Tasks to complete:
A. In the text on the housing lot shortage, what percentage of builders surveyed in August said lot supply was low or very low?
B. What annual figures for completed single-family homes does the text on the housing lot shortage give? List every one.
C. Continue the text on the housing lot shortage, starting after its final sentence.

Text for analysis:
━━━━

The hunt for dirt is not limited to the Twin Cities. After builders across the country spent decades feeding acre after acre of raw land into the maw of demand for single-family homes, the housing crash left them with a land surplus so large that lots were selling for pennies on the dollar. At the peak of supply, in 2009, there were enough lots to last almost eight years, according to MetroStudy, a firm that tracks housing data. Now there is less than four years’ worth, and only about a quarter of that is in the more desirable A- or B-rated locations.

"We have gone from a situation where five years ago everyone was saying, ‘There’s too many lots,’ to today, builders are literally crying on our shoulder saying, ‘There’s not enough lots. We can’t find any,’" said Bradley F. Hunter, the chief economist at MetroStudy.

The shortage of lots is slowing the housing recovery, the National Association of Home Builders said last week. In August, 59 percent of builders surveyed reported that lot supply was low or very low, the association said. Housing is a critical driver for the economy, not just because of the jobs and supplies needed to build homes but also the appliances and furnishings that new occupants buy.

At the peak of the housing boom, builders were finishing more than 1.6 million single-family houses a year. That number plunged to less than half a million during the recession. This year, the industry is on track to complete more than 570,000 homes, still substantially below the level considered necessary to replace aging homes and provide for new households. A return to more normal rates of construction would substantially lift the economy’s anemic growth rate of about 2 percent over the past year.

━━━━

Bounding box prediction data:

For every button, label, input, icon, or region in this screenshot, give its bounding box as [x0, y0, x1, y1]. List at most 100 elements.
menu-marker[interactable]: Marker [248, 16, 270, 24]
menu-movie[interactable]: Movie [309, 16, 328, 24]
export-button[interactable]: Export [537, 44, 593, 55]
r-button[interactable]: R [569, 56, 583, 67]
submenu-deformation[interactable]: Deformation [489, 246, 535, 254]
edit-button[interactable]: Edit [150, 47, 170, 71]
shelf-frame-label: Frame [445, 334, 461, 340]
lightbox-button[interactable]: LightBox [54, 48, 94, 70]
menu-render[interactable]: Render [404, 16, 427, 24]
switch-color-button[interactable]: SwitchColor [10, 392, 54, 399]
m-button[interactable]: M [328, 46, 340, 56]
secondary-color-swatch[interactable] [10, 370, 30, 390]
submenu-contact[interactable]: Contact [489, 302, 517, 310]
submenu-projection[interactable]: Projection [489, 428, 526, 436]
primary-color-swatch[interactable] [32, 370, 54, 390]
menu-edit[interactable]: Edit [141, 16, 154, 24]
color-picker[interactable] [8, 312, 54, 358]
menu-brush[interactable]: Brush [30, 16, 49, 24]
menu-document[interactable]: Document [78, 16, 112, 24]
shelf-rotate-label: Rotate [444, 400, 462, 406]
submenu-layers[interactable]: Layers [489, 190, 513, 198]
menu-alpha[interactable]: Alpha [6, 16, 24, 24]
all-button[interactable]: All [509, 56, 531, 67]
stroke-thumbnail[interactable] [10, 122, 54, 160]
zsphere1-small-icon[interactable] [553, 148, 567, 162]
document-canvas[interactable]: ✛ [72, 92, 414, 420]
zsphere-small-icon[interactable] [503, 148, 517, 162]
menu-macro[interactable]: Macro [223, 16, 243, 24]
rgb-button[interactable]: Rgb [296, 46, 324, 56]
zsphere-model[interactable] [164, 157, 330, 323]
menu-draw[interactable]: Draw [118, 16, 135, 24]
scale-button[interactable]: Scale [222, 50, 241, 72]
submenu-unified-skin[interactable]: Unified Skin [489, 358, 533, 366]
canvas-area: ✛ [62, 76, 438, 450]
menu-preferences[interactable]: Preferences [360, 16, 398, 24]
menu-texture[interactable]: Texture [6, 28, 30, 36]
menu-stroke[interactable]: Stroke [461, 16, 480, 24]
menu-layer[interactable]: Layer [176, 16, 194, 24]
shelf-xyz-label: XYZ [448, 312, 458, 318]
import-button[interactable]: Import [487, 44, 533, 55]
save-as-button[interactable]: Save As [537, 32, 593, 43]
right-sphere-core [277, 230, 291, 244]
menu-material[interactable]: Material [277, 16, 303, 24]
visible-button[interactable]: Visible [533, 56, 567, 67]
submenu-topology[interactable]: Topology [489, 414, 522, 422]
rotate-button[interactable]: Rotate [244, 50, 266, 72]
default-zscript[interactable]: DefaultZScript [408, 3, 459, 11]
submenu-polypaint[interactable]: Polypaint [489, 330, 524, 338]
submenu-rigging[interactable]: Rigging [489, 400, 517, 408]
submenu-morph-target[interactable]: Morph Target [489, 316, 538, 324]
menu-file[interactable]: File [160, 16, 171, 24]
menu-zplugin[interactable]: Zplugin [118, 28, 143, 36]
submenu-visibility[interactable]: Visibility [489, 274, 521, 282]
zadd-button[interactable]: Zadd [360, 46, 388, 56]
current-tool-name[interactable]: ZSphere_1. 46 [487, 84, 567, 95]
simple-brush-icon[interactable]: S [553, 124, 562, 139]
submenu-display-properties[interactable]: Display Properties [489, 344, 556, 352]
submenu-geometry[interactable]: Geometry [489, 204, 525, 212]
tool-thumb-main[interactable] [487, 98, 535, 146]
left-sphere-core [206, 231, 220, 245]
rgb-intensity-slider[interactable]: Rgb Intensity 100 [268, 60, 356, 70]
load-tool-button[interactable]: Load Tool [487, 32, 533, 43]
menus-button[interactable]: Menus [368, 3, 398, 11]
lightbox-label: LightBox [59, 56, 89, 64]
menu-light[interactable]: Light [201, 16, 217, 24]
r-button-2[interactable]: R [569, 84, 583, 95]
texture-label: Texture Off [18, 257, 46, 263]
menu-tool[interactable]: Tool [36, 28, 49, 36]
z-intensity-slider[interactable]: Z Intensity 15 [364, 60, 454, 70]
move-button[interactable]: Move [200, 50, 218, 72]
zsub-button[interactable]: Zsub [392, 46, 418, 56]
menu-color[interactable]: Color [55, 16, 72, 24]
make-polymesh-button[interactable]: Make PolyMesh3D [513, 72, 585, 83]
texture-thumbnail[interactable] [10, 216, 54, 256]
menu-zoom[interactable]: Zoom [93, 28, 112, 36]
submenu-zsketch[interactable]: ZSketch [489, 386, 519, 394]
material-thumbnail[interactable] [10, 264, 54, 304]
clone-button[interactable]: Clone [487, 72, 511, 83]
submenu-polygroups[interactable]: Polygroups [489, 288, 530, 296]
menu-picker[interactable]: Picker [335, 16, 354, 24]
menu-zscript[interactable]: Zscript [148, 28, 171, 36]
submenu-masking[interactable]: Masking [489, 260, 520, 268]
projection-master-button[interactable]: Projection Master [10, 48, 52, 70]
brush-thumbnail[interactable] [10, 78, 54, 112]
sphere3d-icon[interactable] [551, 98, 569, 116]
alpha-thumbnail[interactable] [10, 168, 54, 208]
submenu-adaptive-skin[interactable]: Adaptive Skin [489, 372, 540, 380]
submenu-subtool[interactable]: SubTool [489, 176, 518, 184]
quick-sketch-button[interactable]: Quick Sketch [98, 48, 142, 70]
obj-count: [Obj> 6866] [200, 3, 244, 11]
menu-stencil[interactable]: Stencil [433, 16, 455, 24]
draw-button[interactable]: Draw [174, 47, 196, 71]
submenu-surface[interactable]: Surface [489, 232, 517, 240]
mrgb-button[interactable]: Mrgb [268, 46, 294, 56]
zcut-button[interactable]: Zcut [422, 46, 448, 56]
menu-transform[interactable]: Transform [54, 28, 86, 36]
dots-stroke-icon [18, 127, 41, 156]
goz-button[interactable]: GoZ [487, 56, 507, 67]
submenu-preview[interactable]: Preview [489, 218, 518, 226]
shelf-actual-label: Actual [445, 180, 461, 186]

━━━━

List of answers:
A. 59 percent

B.
- More than 1.6 million a year at the peak of the housing boom
- Less than half a million during the recession
- More than 570,000 projected for this year

C.
Carlston said some cities in the Twin Cities area had adjusted their rules to allow fewer parking spaces or smaller lots. Otsego has lowered some of its development fees and allowed a developer to change an approved plan so that a partly built town house project could be finished with more salable detached homes. Rick Packer, a land development manager for Centra Homes, said some suburbs were relaxing requirements that homes be made of brick or stucco.

Even the Sierra Club, which once placed Minneapolis among the top 10 sprawl-threatened cities, has backed off a bit. An annual bike ride by the local chapter, once known as the "Tour de Sprawl," has been given a less pejorative name and refocused to include not just threatened green space but what the group considers model development and transportation projects.

Mayor Mike Maguire of Eagan, a co-chairman of the Regional Council of Mayors Housing Initiative, said one reason his city had approved a land use change for the golf course was that so little new housing was built in the past few years.

"When there’s no new development, you have stock that’s increasingly out of date and that tends to bring your home values down," he said. "That was one of the things we were hearing back from Realtors, was they had people who wanted to move to Eagan but couldn’t find the home they wanted."

In 2012, Hunter Emerson agreed to pay $8.6 million for the golf course, wagering that the city would approve the land use change. The partnership sold the property to a national homebuilder for $13.1 million, Carlston said. The houses will cost from $400,000 to $700,000, he said.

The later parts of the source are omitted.